◆ MATERIAL TO PROCESS

###

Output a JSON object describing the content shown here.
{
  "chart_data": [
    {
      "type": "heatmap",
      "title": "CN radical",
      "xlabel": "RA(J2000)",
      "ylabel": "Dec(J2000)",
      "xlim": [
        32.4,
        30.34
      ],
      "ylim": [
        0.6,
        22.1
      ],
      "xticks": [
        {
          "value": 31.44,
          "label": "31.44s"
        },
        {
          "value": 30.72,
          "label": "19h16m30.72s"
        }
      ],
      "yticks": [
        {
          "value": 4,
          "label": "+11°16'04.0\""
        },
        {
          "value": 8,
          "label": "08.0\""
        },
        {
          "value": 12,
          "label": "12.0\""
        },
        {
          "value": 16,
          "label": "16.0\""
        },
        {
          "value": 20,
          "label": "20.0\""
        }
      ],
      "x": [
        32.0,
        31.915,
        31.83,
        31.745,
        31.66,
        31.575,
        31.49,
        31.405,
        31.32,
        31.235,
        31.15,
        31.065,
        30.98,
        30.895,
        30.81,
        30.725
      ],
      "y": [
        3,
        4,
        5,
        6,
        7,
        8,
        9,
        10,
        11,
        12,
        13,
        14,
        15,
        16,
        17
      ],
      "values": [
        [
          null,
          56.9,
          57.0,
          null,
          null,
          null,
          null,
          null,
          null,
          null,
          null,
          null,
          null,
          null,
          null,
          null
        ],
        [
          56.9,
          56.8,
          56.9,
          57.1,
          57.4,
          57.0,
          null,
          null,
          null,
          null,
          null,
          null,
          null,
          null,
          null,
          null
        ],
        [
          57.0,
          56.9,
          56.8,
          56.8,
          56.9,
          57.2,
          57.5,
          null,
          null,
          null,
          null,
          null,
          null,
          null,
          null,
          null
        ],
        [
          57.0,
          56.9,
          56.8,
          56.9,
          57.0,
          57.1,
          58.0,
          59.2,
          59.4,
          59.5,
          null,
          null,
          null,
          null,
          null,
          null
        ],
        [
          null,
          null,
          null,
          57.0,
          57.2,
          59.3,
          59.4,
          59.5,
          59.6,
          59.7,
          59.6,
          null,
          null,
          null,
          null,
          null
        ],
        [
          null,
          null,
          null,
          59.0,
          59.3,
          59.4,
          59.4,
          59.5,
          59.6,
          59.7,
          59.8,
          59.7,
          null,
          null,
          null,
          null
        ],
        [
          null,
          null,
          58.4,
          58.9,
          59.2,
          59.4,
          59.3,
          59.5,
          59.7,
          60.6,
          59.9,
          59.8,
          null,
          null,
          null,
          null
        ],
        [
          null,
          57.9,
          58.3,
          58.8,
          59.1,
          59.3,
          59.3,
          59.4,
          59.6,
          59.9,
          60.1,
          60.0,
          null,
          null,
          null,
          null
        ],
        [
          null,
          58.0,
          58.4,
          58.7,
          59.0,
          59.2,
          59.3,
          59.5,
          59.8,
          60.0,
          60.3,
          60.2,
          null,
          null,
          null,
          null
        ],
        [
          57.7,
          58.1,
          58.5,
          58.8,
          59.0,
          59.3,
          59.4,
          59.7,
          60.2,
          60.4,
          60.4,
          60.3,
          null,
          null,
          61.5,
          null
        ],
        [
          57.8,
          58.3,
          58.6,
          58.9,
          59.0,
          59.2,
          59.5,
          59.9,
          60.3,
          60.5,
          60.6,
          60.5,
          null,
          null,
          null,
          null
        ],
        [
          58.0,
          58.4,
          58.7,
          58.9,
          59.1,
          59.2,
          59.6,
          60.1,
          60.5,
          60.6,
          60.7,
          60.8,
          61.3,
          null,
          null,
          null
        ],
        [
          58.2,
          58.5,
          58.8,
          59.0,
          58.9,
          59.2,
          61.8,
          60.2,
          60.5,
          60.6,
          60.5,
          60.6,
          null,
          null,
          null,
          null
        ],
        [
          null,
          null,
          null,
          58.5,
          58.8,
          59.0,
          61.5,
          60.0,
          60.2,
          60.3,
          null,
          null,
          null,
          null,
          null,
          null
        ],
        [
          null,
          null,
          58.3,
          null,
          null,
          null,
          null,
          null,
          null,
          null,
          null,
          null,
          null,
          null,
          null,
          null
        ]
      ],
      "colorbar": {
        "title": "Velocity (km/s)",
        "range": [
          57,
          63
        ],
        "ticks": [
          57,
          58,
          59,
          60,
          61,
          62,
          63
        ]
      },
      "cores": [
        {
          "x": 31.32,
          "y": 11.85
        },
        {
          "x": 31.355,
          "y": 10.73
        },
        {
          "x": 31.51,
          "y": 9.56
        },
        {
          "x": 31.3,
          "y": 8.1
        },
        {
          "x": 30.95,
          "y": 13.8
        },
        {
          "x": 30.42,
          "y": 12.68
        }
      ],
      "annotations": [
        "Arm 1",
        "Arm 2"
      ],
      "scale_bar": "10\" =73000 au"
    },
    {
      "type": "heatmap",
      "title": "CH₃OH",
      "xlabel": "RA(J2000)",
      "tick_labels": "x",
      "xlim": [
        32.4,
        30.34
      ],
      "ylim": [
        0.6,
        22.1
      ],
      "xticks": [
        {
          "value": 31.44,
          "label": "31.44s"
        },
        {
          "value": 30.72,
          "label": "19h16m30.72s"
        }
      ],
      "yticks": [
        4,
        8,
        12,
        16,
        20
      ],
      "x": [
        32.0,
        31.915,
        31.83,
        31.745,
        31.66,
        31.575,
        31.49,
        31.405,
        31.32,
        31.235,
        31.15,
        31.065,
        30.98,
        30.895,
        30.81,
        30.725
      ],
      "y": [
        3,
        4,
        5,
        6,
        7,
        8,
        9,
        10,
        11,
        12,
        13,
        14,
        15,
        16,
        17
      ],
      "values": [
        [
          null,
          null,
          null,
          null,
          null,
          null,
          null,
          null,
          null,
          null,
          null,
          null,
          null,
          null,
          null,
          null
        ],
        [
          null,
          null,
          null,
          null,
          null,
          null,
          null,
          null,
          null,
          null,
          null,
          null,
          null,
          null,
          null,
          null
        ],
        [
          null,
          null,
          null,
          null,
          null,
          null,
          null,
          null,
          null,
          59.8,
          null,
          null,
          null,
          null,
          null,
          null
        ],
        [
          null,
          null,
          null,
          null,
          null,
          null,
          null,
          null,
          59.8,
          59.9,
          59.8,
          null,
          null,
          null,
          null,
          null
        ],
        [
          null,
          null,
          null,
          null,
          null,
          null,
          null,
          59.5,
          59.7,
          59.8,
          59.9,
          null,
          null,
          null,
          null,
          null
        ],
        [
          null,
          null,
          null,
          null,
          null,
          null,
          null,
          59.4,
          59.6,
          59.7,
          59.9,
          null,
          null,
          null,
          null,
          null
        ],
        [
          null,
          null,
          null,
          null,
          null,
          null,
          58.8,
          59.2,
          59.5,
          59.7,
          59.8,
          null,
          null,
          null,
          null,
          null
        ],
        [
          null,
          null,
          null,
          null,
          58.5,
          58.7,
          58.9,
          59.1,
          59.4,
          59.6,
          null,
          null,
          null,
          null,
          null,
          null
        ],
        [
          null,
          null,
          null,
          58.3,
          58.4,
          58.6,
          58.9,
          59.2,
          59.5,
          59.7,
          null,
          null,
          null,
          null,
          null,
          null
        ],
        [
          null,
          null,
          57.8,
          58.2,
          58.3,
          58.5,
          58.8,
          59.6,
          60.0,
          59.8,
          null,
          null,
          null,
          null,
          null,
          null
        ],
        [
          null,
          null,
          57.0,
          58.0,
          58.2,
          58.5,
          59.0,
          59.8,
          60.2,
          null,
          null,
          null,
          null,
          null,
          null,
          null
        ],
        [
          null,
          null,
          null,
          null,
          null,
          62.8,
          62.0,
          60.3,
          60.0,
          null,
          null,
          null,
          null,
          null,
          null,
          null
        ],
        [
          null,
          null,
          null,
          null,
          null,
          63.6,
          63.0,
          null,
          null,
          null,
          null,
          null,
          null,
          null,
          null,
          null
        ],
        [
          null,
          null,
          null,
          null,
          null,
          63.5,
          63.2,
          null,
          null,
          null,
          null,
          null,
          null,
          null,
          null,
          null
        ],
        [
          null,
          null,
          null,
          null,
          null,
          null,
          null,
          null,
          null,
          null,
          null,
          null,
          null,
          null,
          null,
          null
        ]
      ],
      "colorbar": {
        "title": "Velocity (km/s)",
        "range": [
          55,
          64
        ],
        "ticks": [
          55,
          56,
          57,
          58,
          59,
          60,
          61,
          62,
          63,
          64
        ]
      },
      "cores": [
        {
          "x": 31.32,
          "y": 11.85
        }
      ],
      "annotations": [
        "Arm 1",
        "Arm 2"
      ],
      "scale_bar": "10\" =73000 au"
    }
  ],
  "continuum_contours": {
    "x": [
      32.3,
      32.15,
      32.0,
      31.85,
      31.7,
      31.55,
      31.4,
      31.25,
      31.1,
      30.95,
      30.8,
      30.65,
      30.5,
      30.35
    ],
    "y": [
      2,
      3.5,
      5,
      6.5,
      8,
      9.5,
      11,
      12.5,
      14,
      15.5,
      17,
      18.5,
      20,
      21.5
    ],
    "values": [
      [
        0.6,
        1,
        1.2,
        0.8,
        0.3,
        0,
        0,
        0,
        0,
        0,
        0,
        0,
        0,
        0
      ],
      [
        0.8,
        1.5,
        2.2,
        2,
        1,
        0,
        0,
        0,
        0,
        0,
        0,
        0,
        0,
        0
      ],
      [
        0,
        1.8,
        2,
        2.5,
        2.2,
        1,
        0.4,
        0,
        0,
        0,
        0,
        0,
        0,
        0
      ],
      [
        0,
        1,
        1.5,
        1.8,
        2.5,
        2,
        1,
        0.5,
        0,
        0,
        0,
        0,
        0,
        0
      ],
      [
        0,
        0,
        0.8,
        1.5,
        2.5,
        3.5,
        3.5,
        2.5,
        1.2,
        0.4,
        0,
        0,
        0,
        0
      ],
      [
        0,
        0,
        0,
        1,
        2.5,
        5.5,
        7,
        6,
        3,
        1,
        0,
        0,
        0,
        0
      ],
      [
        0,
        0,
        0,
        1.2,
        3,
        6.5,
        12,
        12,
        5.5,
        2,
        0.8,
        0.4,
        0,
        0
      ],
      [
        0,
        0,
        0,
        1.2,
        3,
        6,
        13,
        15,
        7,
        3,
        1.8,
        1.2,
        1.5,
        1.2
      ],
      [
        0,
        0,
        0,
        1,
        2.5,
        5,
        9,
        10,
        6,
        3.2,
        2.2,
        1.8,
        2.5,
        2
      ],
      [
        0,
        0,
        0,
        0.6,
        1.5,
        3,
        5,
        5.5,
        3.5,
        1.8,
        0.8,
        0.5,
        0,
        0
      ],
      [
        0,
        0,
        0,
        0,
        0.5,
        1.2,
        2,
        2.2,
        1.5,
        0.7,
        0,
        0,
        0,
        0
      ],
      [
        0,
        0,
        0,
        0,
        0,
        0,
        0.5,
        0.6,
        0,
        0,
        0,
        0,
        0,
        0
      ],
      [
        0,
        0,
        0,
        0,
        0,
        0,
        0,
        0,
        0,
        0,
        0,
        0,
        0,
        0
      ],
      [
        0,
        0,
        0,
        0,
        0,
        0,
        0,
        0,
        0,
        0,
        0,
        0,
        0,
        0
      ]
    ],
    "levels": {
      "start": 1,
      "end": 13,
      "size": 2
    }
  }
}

###

◆ TASK REQUIREMENTS
Copy out every line with the word "title".

◆ OUTPUT OF THE TASK
      "title": "CN radical",
        "title": "Velocity (km/s)",
      "title": "CH₃OH",
        "title": "Velocity (km/s)",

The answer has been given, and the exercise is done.